Scan the entries below. List each line with "ملزومات".

_Provided material_
---*---

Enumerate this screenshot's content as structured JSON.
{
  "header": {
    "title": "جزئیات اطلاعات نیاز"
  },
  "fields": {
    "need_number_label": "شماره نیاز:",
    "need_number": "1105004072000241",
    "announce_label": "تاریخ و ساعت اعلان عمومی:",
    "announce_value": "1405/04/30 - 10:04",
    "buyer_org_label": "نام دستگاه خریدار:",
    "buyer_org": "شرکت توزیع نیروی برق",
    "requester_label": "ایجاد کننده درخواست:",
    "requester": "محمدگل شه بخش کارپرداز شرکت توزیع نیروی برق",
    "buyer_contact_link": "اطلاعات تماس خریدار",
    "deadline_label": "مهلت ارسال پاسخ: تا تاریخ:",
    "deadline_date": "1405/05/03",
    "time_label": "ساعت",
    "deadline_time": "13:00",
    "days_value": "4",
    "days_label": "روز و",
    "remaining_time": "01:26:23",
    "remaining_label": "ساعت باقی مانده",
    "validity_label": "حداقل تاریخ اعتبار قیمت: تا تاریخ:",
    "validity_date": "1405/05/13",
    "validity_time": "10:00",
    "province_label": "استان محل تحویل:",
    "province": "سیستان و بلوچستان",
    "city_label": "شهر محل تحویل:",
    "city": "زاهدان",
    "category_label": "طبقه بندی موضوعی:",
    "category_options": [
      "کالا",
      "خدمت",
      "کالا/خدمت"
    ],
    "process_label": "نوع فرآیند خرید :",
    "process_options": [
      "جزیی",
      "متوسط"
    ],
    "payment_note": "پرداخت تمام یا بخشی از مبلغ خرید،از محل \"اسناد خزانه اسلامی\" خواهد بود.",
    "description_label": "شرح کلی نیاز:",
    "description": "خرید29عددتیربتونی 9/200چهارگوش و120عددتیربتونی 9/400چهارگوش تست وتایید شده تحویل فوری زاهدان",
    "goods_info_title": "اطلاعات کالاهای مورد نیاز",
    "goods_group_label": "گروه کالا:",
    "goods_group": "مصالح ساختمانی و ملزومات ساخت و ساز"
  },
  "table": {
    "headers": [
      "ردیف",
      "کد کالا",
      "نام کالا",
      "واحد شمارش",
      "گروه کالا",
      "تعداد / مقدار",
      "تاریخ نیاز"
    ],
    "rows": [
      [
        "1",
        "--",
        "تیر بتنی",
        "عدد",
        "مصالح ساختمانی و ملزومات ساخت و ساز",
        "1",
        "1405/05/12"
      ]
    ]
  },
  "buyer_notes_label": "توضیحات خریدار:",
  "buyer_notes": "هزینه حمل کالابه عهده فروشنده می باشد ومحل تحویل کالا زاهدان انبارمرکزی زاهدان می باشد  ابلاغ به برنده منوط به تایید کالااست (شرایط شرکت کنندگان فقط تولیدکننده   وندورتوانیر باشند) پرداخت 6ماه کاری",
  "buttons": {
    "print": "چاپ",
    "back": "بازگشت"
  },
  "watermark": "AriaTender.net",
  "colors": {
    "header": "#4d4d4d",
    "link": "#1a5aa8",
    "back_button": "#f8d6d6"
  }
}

---*---

_Written reply_
    "goods_group": "مصالح ساختمانی و ملزومات ساخت و ساز"
        "مصالح ساختمانی و ملزومات ساخت و ساز",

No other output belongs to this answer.